■ **SUPPLIED MATERIAL**:

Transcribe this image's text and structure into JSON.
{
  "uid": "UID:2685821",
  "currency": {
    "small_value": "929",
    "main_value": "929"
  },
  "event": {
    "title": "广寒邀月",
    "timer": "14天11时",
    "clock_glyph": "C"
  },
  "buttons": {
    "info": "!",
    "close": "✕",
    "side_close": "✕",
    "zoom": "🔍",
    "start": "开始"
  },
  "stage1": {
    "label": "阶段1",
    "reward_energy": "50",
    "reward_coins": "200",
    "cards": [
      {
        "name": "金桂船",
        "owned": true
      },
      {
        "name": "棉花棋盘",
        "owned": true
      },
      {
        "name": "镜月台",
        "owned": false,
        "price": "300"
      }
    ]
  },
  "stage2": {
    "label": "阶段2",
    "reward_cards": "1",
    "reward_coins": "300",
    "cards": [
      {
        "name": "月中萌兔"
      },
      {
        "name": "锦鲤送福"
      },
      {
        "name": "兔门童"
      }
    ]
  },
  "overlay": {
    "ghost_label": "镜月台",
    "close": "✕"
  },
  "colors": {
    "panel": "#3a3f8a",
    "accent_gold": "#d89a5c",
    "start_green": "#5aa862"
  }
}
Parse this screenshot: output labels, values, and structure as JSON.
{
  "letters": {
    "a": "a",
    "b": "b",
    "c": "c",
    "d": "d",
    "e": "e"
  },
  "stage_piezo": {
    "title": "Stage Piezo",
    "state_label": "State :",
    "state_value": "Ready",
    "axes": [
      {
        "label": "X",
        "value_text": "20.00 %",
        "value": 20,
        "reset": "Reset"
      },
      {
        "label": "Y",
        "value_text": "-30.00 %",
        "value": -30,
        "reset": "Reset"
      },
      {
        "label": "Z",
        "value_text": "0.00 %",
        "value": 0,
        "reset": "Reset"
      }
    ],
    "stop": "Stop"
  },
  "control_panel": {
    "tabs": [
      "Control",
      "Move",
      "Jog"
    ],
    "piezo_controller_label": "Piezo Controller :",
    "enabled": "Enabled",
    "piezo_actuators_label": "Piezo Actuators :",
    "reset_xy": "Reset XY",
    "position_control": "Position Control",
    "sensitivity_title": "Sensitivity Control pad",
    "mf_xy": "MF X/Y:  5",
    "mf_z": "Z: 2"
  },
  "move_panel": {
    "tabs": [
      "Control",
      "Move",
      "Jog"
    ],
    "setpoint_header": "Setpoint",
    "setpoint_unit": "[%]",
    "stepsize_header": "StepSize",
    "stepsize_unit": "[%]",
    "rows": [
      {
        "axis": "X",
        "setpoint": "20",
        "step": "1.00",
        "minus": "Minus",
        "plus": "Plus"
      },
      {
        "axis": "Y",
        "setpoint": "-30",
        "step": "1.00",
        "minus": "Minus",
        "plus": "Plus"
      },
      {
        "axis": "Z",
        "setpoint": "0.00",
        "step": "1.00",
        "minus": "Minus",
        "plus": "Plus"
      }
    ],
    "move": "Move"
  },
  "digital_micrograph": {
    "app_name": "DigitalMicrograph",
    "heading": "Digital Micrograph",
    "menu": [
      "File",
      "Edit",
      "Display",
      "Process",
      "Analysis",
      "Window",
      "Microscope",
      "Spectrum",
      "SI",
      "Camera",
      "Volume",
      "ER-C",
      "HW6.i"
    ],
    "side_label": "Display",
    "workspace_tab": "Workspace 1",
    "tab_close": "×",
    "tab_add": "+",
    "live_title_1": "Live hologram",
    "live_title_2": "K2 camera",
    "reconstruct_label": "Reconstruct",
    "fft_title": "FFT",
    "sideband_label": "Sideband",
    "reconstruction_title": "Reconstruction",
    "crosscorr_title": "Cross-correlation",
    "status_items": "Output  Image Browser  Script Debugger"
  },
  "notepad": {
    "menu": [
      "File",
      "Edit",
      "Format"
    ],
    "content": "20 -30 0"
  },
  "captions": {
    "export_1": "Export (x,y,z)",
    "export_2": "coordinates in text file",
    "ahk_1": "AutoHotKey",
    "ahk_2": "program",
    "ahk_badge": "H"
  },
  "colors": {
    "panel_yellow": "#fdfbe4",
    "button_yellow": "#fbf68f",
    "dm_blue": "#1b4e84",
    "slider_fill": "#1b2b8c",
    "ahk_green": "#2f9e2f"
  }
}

■ **BRIEF**: Copy out each record, keeping every word as it is.

■ **RESPONSE**:
Transcribe this image's text and structure into JSON.
{
  "uid": "UID:2685821",
  "currency": {
    "small_value": "929",
    "main_value": "929"
  },
  "event": {
    "title": "广寒邀月",
    "timer": "14天11时",
    "clock_glyph": "C"
  },
  "buttons": {
    "info": "!",
    "close": "✕",
    "side_close": "✕",
    "zoom": "🔍",
    "start": "开始"
  },
  "stage1": {
    "label": "阶段1",
    "reward_energy": "50",
    "reward_coins": "200",
    "cards": [
      {
        "name": "金桂船",
        "owned": true
      },
      {
        "name": "棉花棋盘",
        "owned": true
      },
      {
        "name": "镜月台",
        "owned": false,
        "price": "300"
      }
    ]
  },
  "stage2": {
    "label": "阶段2",
    "reward_cards": "1",
    "reward_coins": "300",
    "cards": [
      {
        "name": "月中萌兔"
      },
      {
        "name": "锦鲤送福"
      },
      {
        "name": "兔门童"
      }
    ]
  },
  "overlay": {
    "ghost_label": "镜月台",
    "close": "✕"
  },
  "colors": {
    "panel": "#3a3f8a",
    "accent_gold": "#d89a5c",
    "start_green": "#5aa862"
  }
}
Parse this screenshot: output labels, values, and structure as JSON.
{
  "letters": {
    "a": "a",
    "b": "b",
    "c": "c",
    "d": "d",
    "e": "e"
  },
  "stage_piezo": {
    "title": "Stage Piezo",
    "state_label": "State :",
    "state_value": "Ready",
    "axes": [
      {
        "label": "X",
        "value_text": "20.00 %",
        "value": 20,
        "reset": "Reset"
      },
      {
        "label": "Y",
        "value_text": "-30.00 %",
        "value": -30,
        "reset": "Reset"
      },
      {
        "label": "Z",
        "value_text": "0.00 %",
        "value": 0,
        "reset": "Reset"
      }
    ],
    "stop": "Stop"
  },
  "control_panel": {
    "tabs": [
      "Control",
      "Move",
      "Jog"
    ],
    "piezo_controller_label": "Piezo Controller :",
    "enabled": "Enabled",
    "piezo_actuators_label": "Piezo Actuators :",
    "reset_xy": "Reset XY",
    "position_control": "Position Control",
    "sensitivity_title": "Sensitivity Control pad",
    "mf_xy": "MF X/Y:  5",
    "mf_z": "Z: 2"
  },
  "move_panel": {
    "tabs": [
      "Control",
      "Move",
      "Jog"
    ],
    "setpoint_header": "Setpoint",
    "setpoint_unit": "[%]",
    "stepsize_header": "StepSize",
    "stepsize_unit": "[%]",
    "rows": [
      {
        "axis": "X",
        "setpoint": "20",
        "step": "1.00",
        "minus": "Minus",
        "plus": "Plus"
      },
      {
        "axis": "Y",
        "setpoint": "-30",
        "step": "1.00",
        "minus": "Minus",
        "plus": "Plus"
      },
      {
        "axis": "Z",
        "setpoint": "0.00",
        "step": "1.00",
        "minus": "Minus",
        "plus": "Plus"
      }
    ],
    "move": "Move"
  },
  "digital_micrograph": {
    "app_name": "DigitalMicrograph",
    "heading": "Digital Micrograph",
    "menu": [
      "File",
      "Edit",
      "Display",
      "Process",
      "Analysis",
      "Window",
      "Microscope",
      "Spectrum",
      "SI",
      "Camera",
      "Volume",
      "ER-C",
      "HW6.i"
    ],
    "side_label": "Display",
    "workspace_tab": "Workspace 1",
    "tab_close": "×",
    "tab_add": "+",
    "live_title_1": "Live hologram",
    "live_title_2": "K2 camera",
    "reconstruct_label": "Reconstruct",
    "fft_title": "FFT",
    "sideband_label": "Sideband",
    "reconstruction_title": "Reconstruction",
    "crosscorr_title": "Cross-correlation",
    "status_items": "Output  Image Browser  Script Debugger"
  },
  "notepad": {
    "menu": [
      "File",
      "Edit",
      "Format"
    ],
    "content": "20 -30 0"
  },
  "captions": {
    "export_1": "Export (x,y,z)",
    "export_2": "coordinates in text file",
    "ahk_1": "AutoHotKey",
    "ahk_2": "program",
    "ahk_badge": "H"
  },
  "colors": {
    "panel_yellow": "#fdfbe4",
    "button_yellow": "#fbf68f",
    "dm_blue": "#1b4e84",
    "slider_fill": "#1b2b8c",
    "ahk_green": "#2f9e2f"
  }
}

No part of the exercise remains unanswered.